Find every line with "войны" in it, then report how many there are and nothing more.

Data entries:
- - - -
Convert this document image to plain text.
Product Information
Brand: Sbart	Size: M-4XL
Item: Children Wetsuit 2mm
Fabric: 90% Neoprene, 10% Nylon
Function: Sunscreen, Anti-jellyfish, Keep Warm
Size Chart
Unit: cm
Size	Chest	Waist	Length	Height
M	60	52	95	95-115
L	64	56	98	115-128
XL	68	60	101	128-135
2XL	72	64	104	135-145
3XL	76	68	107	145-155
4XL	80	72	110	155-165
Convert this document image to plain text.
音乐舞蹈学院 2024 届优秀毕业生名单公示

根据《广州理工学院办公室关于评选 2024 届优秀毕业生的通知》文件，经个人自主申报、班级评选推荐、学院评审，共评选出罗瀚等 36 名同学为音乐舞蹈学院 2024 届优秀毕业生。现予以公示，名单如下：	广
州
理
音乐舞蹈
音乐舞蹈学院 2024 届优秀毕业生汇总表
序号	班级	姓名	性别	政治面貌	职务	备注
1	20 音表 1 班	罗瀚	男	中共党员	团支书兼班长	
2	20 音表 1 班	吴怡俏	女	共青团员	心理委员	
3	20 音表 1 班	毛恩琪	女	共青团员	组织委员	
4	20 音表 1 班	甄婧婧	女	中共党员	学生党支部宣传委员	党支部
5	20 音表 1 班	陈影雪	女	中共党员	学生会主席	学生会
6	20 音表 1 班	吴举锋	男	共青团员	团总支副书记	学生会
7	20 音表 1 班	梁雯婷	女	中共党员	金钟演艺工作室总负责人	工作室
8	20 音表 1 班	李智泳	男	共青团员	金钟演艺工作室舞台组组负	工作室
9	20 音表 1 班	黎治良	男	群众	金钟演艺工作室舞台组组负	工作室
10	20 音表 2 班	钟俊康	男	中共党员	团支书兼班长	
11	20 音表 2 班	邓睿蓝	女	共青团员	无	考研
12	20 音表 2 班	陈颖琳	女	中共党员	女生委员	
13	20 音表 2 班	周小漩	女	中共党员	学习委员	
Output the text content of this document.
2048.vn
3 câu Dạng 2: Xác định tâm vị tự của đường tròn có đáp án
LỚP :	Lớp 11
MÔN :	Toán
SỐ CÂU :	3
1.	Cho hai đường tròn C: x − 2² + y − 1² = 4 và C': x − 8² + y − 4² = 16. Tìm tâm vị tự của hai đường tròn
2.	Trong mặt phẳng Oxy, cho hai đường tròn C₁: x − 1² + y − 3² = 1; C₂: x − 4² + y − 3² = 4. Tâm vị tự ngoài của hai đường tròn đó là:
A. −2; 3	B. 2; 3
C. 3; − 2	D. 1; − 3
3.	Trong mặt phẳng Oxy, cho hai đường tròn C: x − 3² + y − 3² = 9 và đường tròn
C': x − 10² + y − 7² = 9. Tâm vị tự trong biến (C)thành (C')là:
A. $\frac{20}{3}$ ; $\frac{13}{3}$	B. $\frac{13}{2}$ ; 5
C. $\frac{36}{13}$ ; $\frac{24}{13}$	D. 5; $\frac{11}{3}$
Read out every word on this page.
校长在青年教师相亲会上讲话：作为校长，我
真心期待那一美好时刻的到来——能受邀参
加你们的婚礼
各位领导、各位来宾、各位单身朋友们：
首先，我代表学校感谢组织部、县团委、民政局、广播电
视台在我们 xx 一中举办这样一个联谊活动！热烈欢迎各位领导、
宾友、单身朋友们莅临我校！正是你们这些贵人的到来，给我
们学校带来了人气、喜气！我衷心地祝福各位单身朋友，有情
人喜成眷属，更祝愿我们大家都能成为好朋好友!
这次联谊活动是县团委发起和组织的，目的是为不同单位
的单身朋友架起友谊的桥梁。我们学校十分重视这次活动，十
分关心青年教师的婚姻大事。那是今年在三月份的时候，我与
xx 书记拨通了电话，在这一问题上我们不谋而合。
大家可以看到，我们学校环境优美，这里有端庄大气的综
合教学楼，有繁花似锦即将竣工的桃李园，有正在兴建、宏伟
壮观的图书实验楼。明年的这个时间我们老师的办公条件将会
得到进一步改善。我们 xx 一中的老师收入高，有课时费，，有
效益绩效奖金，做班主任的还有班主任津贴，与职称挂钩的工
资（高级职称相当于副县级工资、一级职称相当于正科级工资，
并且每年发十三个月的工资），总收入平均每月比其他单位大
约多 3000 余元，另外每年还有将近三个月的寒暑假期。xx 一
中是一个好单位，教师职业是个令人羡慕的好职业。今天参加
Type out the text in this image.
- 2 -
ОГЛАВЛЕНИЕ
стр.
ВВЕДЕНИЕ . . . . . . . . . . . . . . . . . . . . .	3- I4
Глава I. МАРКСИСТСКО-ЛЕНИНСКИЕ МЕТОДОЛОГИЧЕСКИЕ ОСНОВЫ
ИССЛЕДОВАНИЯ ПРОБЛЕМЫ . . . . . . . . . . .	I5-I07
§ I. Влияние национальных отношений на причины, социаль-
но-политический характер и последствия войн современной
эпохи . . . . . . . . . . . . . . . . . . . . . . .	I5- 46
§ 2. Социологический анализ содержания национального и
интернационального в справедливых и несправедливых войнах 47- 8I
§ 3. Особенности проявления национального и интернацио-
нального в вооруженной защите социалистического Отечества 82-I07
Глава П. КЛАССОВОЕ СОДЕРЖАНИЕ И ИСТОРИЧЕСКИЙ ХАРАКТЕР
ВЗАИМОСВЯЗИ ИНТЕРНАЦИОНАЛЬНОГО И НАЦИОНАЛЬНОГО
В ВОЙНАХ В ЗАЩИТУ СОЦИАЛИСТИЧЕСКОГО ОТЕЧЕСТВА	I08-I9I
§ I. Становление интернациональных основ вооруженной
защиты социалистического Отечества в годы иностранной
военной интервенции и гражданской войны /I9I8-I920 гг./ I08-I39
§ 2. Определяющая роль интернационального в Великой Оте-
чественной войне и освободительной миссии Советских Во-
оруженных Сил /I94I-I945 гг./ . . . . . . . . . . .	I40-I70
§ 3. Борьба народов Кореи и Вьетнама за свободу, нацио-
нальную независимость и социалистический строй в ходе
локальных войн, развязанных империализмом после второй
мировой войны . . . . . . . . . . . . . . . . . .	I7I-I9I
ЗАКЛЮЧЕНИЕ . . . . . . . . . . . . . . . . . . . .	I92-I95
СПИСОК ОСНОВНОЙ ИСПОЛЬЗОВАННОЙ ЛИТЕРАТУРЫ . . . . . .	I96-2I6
- - - -
### RESPONSE TO THIS EXERCISE
2